Excerpted passage:
A Hough transform47 of the image was taken to identify and fit the edge in the image intensity caused by the sharp condensation boundary. The endpoints of the most probable edge were fit with a linear equation. The error was taken to be the difference between the heights at the ends of the fit line. To avoid confusion with intensity edges from stationary components such as the antennas, the image frame was cut to a 200 × 232 pixel frame of the central area immediately above the inductive antennas. The known distance between the three inductive antenna rings and a pixel count between the rings determined the cm per pixel resolution of the camera frames.

Fluid dynamic simulations

Only the shock tube with the reservoir was simulated here. The simulations of the argon flow were conducted by solving compressible Navier-Stokes equations with the HyBurn code based on the AMRex framework48. HyBurn uses a high-order Godunov algorithm with the HLLCM approximate Riemann solver49 and the seventh-order WENO method50 to reconstruct the primitive variables (pressure, temperature, and velocity). The solution was marched in time using third-order strong-stability preserving Runge-Kutta51. HyBurn implements the complex geometry of the gas reservoir, shock tube, and expansion chamber using immersed boundary methods52. First, the geometry was drawn using the SolidWorks computer-aided design package and exported to a stereolithography file. The complex geometry was input into HyBurn by generating a signed-distance function53 based on the intersection points of triangles in the stereolithography file with the computational mesh. The boundary conditions on the embedded geometry are enforced using the method of images52. The uncertainty in the simulation was determined by varying the burst pressure of the diaphragm within the −3% /+6% rating of the manufacturer and by conducting a convergence study. The convergence study revealed that not all features of the flow at the 90 reservoir connection to the shock tube can be resolved; however, the Mach disk evolution is relatively insensitive to the resulting variation in pressure profile due to Mach disk hysteresis32.

Record excerpts:

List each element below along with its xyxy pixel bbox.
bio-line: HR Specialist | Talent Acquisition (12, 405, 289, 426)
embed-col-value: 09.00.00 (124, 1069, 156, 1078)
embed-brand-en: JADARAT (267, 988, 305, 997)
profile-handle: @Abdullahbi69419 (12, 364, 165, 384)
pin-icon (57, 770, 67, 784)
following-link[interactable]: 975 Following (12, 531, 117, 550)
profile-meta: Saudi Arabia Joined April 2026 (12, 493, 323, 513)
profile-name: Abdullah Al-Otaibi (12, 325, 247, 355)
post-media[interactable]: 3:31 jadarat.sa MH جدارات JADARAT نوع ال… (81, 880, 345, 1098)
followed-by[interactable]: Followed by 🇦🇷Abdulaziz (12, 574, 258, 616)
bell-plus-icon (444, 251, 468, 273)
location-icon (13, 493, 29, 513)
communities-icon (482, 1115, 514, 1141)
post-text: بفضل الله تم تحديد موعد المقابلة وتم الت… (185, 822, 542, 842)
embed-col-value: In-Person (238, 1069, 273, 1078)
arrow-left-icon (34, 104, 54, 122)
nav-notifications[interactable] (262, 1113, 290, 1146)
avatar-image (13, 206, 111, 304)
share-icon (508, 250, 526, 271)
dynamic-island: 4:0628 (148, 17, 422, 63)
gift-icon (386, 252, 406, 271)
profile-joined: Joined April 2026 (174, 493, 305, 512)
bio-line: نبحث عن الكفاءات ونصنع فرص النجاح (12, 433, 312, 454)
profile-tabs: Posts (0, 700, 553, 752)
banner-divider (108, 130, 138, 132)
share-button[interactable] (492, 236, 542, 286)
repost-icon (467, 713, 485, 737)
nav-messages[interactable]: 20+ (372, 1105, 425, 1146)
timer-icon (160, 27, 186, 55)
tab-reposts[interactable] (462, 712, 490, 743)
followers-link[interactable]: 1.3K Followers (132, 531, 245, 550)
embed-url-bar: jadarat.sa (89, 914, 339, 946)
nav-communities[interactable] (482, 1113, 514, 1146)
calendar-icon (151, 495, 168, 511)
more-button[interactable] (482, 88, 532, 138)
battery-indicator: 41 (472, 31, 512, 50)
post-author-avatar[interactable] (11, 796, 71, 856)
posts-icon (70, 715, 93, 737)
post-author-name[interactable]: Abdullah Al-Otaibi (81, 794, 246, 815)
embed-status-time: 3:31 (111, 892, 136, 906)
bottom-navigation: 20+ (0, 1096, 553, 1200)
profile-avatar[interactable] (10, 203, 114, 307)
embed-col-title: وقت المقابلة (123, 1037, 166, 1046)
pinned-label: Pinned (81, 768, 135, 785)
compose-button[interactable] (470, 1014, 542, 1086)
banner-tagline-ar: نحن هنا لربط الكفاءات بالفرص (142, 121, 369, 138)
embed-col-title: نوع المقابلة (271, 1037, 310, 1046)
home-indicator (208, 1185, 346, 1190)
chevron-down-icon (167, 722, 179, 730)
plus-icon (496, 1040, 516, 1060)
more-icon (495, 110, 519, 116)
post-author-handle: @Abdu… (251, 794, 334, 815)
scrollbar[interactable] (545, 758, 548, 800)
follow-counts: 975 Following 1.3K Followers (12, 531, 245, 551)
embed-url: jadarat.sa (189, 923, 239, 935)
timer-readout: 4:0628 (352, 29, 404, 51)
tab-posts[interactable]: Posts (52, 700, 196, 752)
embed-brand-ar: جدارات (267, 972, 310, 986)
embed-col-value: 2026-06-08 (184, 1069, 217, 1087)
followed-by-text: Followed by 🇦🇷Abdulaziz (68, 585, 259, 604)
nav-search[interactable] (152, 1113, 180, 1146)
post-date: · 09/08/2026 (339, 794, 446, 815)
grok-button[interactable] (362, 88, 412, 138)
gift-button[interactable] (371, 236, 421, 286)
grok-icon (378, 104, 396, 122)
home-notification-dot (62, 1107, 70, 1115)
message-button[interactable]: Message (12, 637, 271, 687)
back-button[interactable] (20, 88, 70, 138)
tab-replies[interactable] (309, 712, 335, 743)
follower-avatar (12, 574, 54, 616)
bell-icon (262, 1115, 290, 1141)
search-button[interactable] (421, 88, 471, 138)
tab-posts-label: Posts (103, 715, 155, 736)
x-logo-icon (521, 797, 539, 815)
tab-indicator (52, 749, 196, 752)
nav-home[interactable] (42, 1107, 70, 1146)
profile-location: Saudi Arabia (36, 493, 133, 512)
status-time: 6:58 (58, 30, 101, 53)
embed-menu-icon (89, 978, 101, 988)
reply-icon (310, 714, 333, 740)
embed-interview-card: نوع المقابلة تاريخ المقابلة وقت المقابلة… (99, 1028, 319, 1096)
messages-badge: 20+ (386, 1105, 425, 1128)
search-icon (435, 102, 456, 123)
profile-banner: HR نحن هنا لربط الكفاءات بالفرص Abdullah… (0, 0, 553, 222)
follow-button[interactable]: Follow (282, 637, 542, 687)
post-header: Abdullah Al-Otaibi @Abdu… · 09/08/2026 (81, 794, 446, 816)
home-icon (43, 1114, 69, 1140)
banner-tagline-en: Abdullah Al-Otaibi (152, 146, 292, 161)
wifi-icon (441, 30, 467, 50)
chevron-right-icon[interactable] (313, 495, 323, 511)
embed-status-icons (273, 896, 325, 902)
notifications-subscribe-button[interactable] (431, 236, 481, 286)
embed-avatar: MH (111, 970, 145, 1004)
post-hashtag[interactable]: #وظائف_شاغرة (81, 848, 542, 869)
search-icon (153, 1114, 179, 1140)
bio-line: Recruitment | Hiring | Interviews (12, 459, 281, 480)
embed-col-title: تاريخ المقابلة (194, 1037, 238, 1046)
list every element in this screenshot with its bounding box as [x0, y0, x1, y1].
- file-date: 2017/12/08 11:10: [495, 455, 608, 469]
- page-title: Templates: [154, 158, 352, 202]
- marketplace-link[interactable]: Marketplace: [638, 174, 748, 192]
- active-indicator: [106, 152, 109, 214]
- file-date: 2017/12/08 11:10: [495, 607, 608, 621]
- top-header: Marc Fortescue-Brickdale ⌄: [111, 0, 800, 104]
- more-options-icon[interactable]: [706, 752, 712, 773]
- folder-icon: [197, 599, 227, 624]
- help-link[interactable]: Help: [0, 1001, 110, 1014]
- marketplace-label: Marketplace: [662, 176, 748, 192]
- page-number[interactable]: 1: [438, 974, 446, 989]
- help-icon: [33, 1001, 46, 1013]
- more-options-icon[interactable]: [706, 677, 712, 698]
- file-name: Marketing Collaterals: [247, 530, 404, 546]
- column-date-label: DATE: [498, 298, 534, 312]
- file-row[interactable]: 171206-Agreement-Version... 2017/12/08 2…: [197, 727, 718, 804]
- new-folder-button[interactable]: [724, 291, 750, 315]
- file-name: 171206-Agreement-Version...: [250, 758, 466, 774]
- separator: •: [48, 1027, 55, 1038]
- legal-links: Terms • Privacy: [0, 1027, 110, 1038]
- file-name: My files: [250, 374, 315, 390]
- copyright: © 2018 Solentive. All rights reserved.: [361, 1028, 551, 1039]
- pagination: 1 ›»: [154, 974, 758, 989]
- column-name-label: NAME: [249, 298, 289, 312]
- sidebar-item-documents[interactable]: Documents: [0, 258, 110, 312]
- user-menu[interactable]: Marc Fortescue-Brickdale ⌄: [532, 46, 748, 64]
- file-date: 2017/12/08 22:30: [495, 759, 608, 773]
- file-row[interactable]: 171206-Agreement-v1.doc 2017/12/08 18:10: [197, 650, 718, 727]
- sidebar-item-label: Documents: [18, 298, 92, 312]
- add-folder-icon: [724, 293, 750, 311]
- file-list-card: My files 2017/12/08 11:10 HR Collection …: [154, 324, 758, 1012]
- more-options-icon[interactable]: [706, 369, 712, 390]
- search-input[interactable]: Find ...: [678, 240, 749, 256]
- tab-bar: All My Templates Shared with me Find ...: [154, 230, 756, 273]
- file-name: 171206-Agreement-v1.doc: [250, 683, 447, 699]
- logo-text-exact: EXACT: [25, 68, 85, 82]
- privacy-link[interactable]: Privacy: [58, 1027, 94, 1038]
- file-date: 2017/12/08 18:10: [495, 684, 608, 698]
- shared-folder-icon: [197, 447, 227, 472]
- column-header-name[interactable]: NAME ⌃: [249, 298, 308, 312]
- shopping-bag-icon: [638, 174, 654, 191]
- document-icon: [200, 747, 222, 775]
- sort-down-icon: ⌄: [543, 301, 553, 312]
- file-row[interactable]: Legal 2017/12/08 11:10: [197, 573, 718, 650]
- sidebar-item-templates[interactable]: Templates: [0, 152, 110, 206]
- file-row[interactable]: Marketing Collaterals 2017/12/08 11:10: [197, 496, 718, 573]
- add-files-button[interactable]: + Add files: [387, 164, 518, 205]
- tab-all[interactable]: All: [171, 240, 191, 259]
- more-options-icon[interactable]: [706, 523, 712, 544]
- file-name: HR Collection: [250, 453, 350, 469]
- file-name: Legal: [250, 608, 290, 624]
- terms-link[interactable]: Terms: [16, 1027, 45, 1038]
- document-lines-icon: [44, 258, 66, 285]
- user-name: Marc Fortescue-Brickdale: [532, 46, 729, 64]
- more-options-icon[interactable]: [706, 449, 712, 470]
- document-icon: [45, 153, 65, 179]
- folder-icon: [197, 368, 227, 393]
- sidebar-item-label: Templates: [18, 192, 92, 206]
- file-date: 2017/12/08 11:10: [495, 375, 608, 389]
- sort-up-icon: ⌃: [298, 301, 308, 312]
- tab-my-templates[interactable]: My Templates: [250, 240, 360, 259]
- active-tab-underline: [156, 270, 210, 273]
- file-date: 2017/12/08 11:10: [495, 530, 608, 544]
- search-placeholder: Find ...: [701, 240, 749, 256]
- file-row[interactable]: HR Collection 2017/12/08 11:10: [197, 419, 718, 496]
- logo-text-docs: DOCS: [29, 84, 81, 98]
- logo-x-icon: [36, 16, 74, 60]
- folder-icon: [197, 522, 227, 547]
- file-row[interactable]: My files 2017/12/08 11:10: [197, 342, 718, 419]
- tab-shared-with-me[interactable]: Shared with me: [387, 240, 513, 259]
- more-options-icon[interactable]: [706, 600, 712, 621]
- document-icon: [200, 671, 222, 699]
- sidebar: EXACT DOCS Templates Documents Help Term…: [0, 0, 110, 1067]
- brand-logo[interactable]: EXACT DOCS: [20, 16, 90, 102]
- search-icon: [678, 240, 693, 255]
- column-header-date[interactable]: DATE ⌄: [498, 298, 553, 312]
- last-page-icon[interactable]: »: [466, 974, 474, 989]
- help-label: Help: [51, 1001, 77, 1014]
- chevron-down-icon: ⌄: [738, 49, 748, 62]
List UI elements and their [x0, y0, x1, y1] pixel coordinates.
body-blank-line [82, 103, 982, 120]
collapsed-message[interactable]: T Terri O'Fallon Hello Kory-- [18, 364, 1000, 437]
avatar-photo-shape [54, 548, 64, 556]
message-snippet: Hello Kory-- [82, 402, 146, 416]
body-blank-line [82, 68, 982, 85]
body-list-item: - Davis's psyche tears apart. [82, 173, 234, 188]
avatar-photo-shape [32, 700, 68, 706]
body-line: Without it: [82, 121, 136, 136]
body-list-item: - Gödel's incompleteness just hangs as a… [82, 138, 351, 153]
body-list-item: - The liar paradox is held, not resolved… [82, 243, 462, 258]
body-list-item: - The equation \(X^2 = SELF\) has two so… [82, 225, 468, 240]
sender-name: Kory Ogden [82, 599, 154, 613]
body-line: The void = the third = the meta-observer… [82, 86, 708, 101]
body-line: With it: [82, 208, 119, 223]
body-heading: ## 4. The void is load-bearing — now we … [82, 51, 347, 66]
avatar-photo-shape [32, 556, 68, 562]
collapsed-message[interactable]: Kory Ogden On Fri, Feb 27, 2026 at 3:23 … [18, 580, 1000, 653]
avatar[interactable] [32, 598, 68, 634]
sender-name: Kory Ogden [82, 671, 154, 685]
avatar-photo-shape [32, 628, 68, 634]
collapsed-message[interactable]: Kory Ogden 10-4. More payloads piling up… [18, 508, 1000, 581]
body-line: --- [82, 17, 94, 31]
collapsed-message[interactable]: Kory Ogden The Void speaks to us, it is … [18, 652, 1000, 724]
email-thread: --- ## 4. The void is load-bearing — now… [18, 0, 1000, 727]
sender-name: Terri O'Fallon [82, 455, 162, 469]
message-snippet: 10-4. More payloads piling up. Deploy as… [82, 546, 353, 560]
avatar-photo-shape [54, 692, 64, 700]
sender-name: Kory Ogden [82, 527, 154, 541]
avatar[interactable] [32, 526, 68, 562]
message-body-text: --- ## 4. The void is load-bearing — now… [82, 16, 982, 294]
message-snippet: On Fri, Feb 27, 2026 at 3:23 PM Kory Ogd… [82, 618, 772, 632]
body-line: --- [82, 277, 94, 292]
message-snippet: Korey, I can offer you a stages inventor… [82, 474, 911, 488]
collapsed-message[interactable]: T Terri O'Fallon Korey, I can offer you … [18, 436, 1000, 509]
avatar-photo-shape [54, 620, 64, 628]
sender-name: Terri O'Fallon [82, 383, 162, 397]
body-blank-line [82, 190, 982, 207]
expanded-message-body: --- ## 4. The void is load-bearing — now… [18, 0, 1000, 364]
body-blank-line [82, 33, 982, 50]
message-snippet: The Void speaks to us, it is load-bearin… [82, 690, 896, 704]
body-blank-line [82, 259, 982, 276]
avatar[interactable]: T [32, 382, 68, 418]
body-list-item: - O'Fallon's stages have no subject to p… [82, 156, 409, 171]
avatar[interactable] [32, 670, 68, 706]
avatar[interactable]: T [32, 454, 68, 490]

What is expected: Write the next part of the methods passage on the shock tube experiment and its fluid dynamic simulations, picking up right after its final sentence.

Answer for the task:
Kinetic simulations

The Townsend ionization coefficient α is calculated with the Boltzmann solver BOLSIG+54. To calculate α, BOLSIG+ needs density, temperature, electric field, and molecular cross-sections. The spatial distributions of density n0 and temperature are obtained from the Hyburn fluid dynamics simulation output. The reduced electric field E/n0 is modeled as described in the results section. Among neglected effects is the influence of the metallic burst disc fragments pointed out in Fig. 2. A future campaign with non-fragmenting burst discs could determine if the model needs to be adjusted. The argon reaction cross sections are obtained from the LXCat55 Morgan database (retrieved on May 21, 2020). The background ionization to neutral ratio is approximated from the Saha equation as ~10−28; the results are very insensitive to this number. BOLSIG+ produces as output the reduced ionization coefficient α/n0, which is very strongly dependent on E/n0. The procedure for finding potential breakdown paths begins with tabulating all local maxima of α to use as initiation points for discharges. Paths are then found by computing forward and backward streamlines along the electric field through these points, terminating when α falls below some chosen threshold. Finally, we integrate α along each path to obtain the total number of ionization lengths K, allowing direct comparison to equation (2). This model provides a rough estimate of the discharge conditions in the bulk flow.